What this task involves: Leave out the pictures and repeat the data exactly.

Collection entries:

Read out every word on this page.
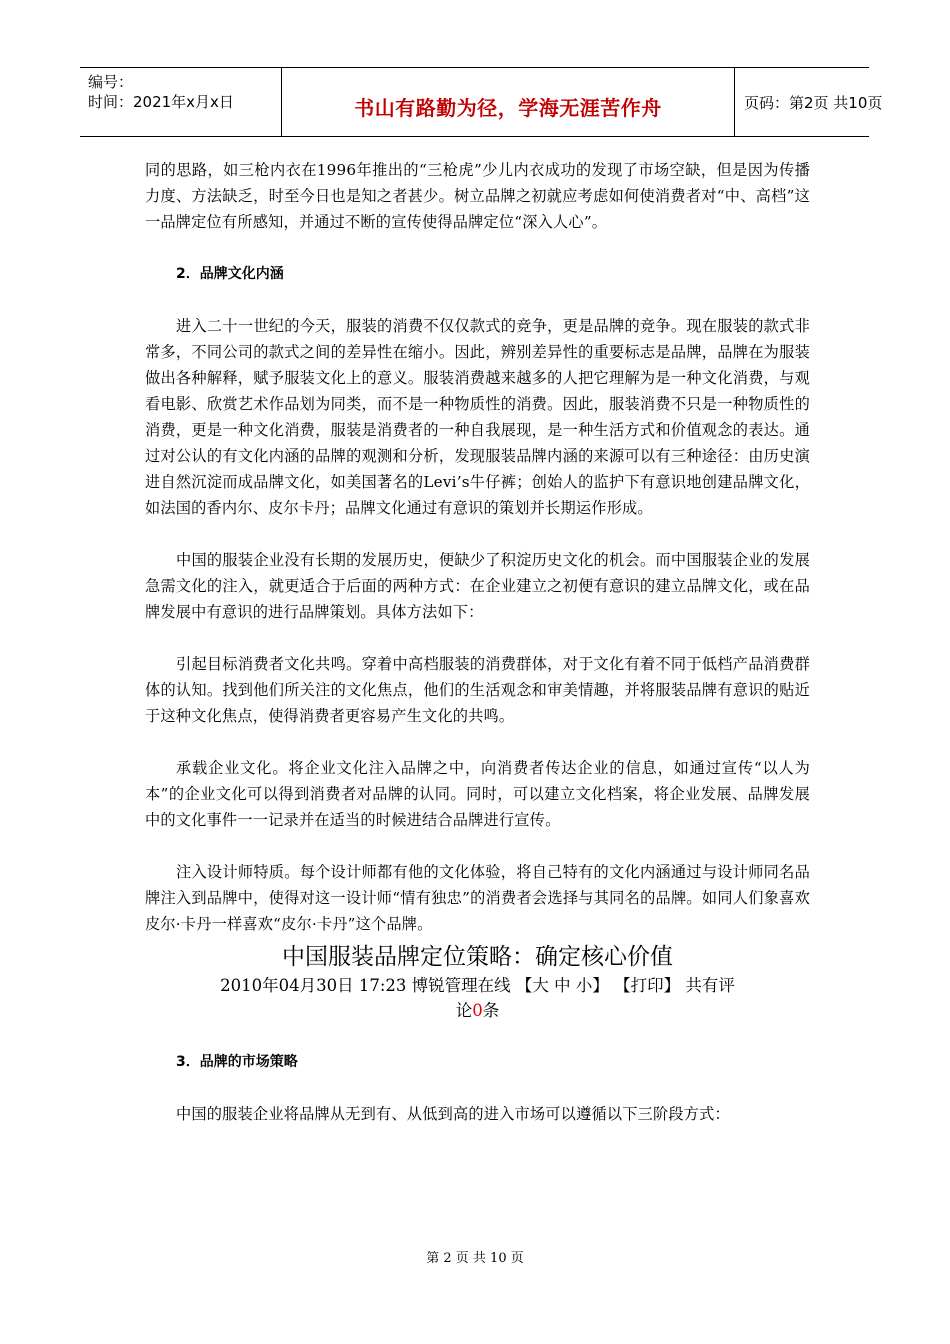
编号：
时间：2021年x月x日	书山有路勤为径，学海无涯苦作舟	页码：第2页 共10页

同的思路，如三枪内衣在1996年推出的“三枪虎”少儿内衣成功的发现了市场空缺，但是因为传播力度、方法缺乏，时至今日也是知之者甚少。树立品牌之初就应考虑如何使消费者对“中、高档”这一品牌定位有所感知，并通过不断的宣传使得品牌定位“深入人心”。

2．品牌文化内涵

进入二十一世纪的今天，服装的消费不仅仅款式的竞争，更是品牌的竞争。现在服装的款式非常多，不同公司的款式之间的差异性在缩小。因此，辨别差异性的重要标志是品牌，品牌在为服装做出各种解释，赋予服装文化上的意义。服装消费越来越多的人把它理解为是一种文化消费，与观看电影、欣赏艺术作品划为同类，而不是一种物质性的消费。因此，服装消费不只是一种物质性的消费，更是一种文化消费，服装是消费者的一种自我展现，是一种生活方式和价值观念的表达。通过对公认的有文化内涵的品牌的观测和分析，发现服装品牌内涵的来源可以有三种途径：由历史演进自然沉淀而成品牌文化，如美国著名的Levi’s牛仔裤；创始人的监护下有意识地创建品牌文化，如法国的香内尔、皮尔卡丹；品牌文化通过有意识的策划并长期运作形成。

中国的服装企业没有长期的发展历史，便缺少了积淀历史文化的机会。而中国服装企业的发展急需文化的注入，就更适合于后面的两种方式：在企业建立之初便有意识的建立品牌文化，或在品牌发展中有意识的进行品牌策划。具体方法如下：

引起目标消费者文化共鸣。穿着中高档服装的消费群体，对于文化有着不同于低档产品消费群体的认知。找到他们所关注的文化焦点，他们的生活观念和审美情趣，并将服装品牌有意识的贴近于这种文化焦点，使得消费者更容易产生文化的共鸣。

承载企业文化。将企业文化注入品牌之中，向消费者传达企业的信息，如通过宣传“以人为本”的企业文化可以得到消费者对品牌的认同。同时，可以建立文化档案，将企业发展、品牌发展中的文化事件一一记录并在适当的时候进结合品牌进行宣传。

注入设计师特质。每个设计师都有他的文化体验，将自己特有的文化内涵通过与设计师同名品牌注入到品牌中，使得对这一设计师“情有独忠”的消费者会选择与其同名的品牌。如同人们象喜欢皮尔·卡丹一样喜欢“皮尔·卡丹”这个品牌。

中国服装品牌定位策略：确定核心价值

2010年04月30日 17:23 博锐管理在线 【大 中 小】 【打印】 共有评
论0条

3．品牌的市场策略

中国的服装企业将品牌从无到有、从低到高的进入市场可以遵循以下三阶段方式：

第 2 页 共 10 页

Exercise output:
Read out every word on this page.
编号：
时间：2021年x月x日	书山有路勤为径，学海无涯苦作舟	页码：第2页 共10页

同的思路，如三枪内衣在1996年推出的“三枪虎”少儿内衣成功的发现了市场空缺，但是因为传播力度、方法缺乏，时至今日也是知之者甚少。树立品牌之初就应考虑如何使消费者对“中、高档”这一品牌定位有所感知，并通过不断的宣传使得品牌定位“深入人心”。

2．品牌文化内涵

进入二十一世纪的今天，服装的消费不仅仅款式的竞争，更是品牌的竞争。现在服装的款式非常多，不同公司的款式之间的差异性在缩小。因此，辨别差异性的重要标志是品牌，品牌在为服装做出各种解释，赋予服装文化上的意义。服装消费越来越多的人把它理解为是一种文化消费，与观看电影、欣赏艺术作品划为同类，而不是一种物质性的消费。因此，服装消费不只是一种物质性的消费，更是一种文化消费，服装是消费者的一种自我展现，是一种生活方式和价值观念的表达。通过对公认的有文化内涵的品牌的观测和分析，发现服装品牌内涵的来源可以有三种途径：由历史演进自然沉淀而成品牌文化，如美国著名的Levi’s牛仔裤；创始人的监护下有意识地创建品牌文化，如法国的香内尔、皮尔卡丹；品牌文化通过有意识的策划并长期运作形成。

中国的服装企业没有长期的发展历史，便缺少了积淀历史文化的机会。而中国服装企业的发展急需文化的注入，就更适合于后面的两种方式：在企业建立之初便有意识的建立品牌文化，或在品牌发展中有意识的进行品牌策划。具体方法如下：

引起目标消费者文化共鸣。穿着中高档服装的消费群体，对于文化有着不同于低档产品消费群体的认知。找到他们所关注的文化焦点，他们的生活观念和审美情趣，并将服装品牌有意识的贴近于这种文化焦点，使得消费者更容易产生文化的共鸣。

承载企业文化。将企业文化注入品牌之中，向消费者传达企业的信息，如通过宣传“以人为本”的企业文化可以得到消费者对品牌的认同。同时，可以建立文化档案，将企业发展、品牌发展中的文化事件一一记录并在适当的时候进结合品牌进行宣传。

注入设计师特质。每个设计师都有他的文化体验，将自己特有的文化内涵通过与设计师同名品牌注入到品牌中，使得对这一设计师“情有独忠”的消费者会选择与其同名的品牌。如同人们象喜欢皮尔·卡丹一样喜欢“皮尔·卡丹”这个品牌。

中国服装品牌定位策略：确定核心价值

2010年04月30日 17:23 博锐管理在线 【大 中 小】 【打印】 共有评
论0条

3．品牌的市场策略

中国的服装企业将品牌从无到有、从低到高的进入市场可以遵循以下三阶段方式：

第 2 页 共 10 页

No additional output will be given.